◆ Stated task
Transcribe all the records exactly and omit any images they hold.
-- Start Recorded data --
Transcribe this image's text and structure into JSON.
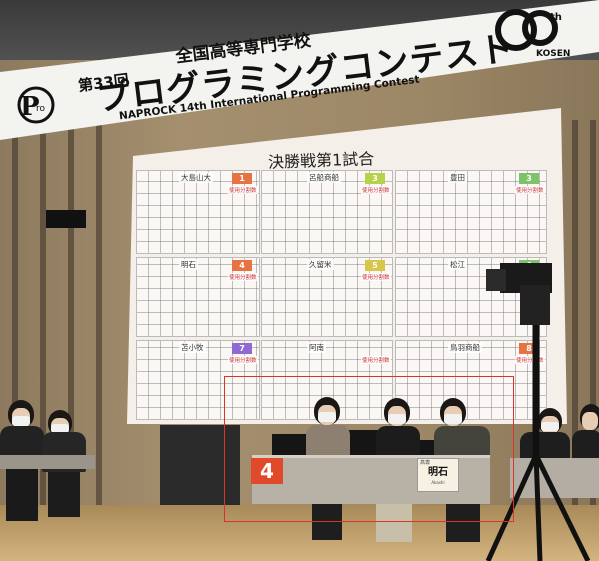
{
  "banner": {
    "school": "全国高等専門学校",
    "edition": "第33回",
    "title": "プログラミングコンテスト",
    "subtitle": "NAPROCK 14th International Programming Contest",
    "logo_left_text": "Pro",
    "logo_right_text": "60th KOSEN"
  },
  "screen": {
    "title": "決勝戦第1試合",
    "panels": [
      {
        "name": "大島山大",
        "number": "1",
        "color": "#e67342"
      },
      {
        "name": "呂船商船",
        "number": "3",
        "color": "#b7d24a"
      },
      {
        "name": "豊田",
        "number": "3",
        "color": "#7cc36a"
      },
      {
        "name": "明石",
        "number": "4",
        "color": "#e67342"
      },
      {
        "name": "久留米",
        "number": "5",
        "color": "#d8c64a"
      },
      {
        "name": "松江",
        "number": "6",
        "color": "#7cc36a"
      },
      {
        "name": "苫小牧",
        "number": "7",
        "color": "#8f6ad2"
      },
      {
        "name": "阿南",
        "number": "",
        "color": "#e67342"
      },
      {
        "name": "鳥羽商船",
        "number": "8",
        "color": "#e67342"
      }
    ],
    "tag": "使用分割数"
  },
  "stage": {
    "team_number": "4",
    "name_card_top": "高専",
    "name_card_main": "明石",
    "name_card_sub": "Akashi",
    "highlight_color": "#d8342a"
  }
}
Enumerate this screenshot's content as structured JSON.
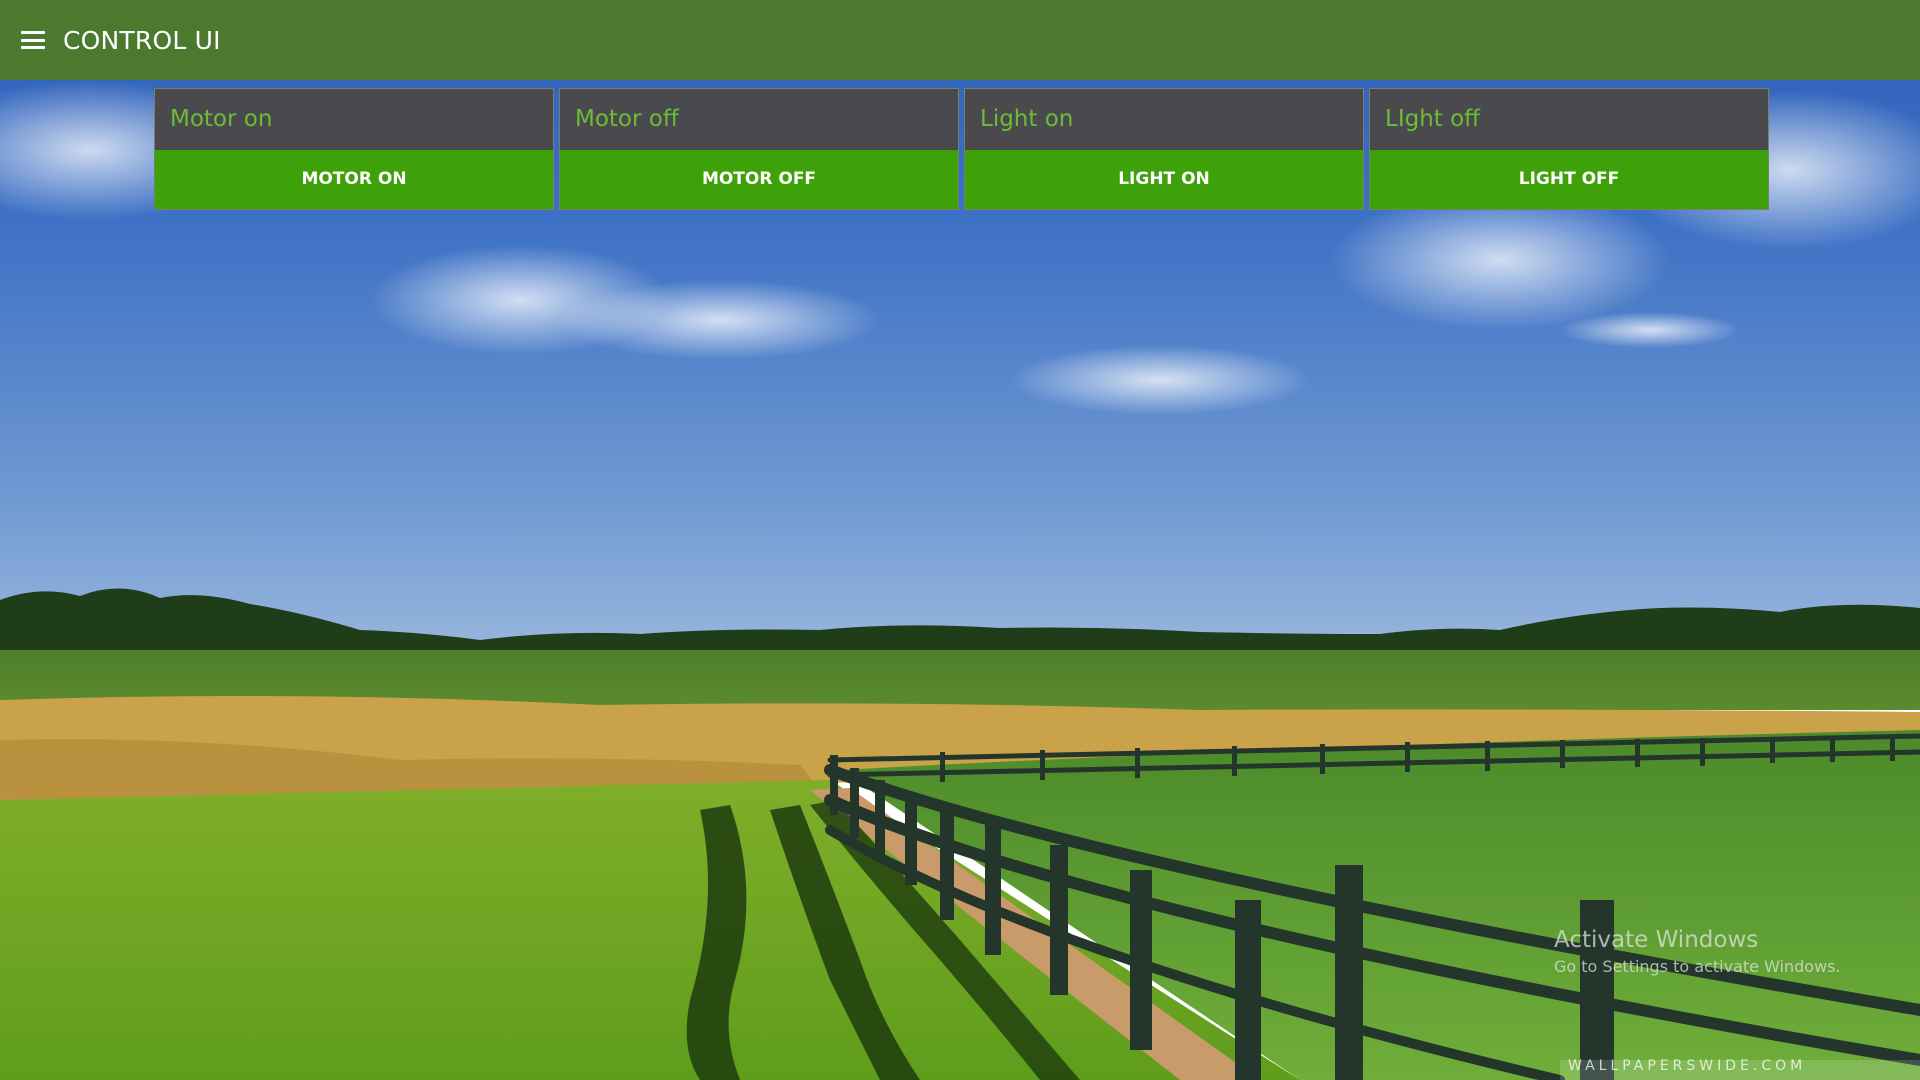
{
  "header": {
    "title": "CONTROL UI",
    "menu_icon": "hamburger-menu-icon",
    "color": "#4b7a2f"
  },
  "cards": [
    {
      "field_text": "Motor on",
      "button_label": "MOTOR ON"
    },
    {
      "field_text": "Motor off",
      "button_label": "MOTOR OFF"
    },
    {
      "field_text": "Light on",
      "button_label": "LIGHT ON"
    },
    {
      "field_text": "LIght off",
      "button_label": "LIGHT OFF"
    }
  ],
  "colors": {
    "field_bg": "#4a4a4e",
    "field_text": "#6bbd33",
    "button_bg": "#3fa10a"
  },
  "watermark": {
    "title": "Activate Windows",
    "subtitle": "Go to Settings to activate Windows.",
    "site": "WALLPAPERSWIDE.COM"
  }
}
-- End Recorded data --
◆ Output for this task
Transcribe this image's text and structure into JSON.
{
  "banner": {
    "school": "全国高等専門学校",
    "edition": "第33回",
    "title": "プログラミングコンテスト",
    "subtitle": "NAPROCK 14th International Programming Contest",
    "logo_left_text": "Pro",
    "logo_right_text": "60th KOSEN"
  },
  "screen": {
    "title": "決勝戦第1試合",
    "panels": [
      {
        "name": "大島山大",
        "number": "1",
        "color": "#e67342"
      },
      {
        "name": "呂船商船",
        "number": "3",
        "color": "#b7d24a"
      },
      {
        "name": "豊田",
        "number": "3",
        "color": "#7cc36a"
      },
      {
        "name": "明石",
        "number": "4",
        "color": "#e67342"
      },
      {
        "name": "久留米",
        "number": "5",
        "color": "#d8c64a"
      },
      {
        "name": "松江",
        "number": "6",
        "color": "#7cc36a"
      },
      {
        "name": "苫小牧",
        "number": "7",
        "color": "#8f6ad2"
      },
      {
        "name": "阿南",
        "number": "",
        "color": "#e67342"
      },
      {
        "name": "鳥羽商船",
        "number": "8",
        "color": "#e67342"
      }
    ],
    "tag": "使用分割数"
  },
  "stage": {
    "team_number": "4",
    "name_card_top": "高専",
    "name_card_main": "明石",
    "name_card_sub": "Akashi",
    "highlight_color": "#d8342a"
  }
}
Enumerate this screenshot's content as structured JSON.
{
  "header": {
    "title": "CONTROL UI",
    "menu_icon": "hamburger-menu-icon",
    "color": "#4b7a2f"
  },
  "cards": [
    {
      "field_text": "Motor on",
      "button_label": "MOTOR ON"
    },
    {
      "field_text": "Motor off",
      "button_label": "MOTOR OFF"
    },
    {
      "field_text": "Light on",
      "button_label": "LIGHT ON"
    },
    {
      "field_text": "LIght off",
      "button_label": "LIGHT OFF"
    }
  ],
  "colors": {
    "field_bg": "#4a4a4e",
    "field_text": "#6bbd33",
    "button_bg": "#3fa10a"
  },
  "watermark": {
    "title": "Activate Windows",
    "subtitle": "Go to Settings to activate Windows.",
    "site": "WALLPAPERSWIDE.COM"
  }
}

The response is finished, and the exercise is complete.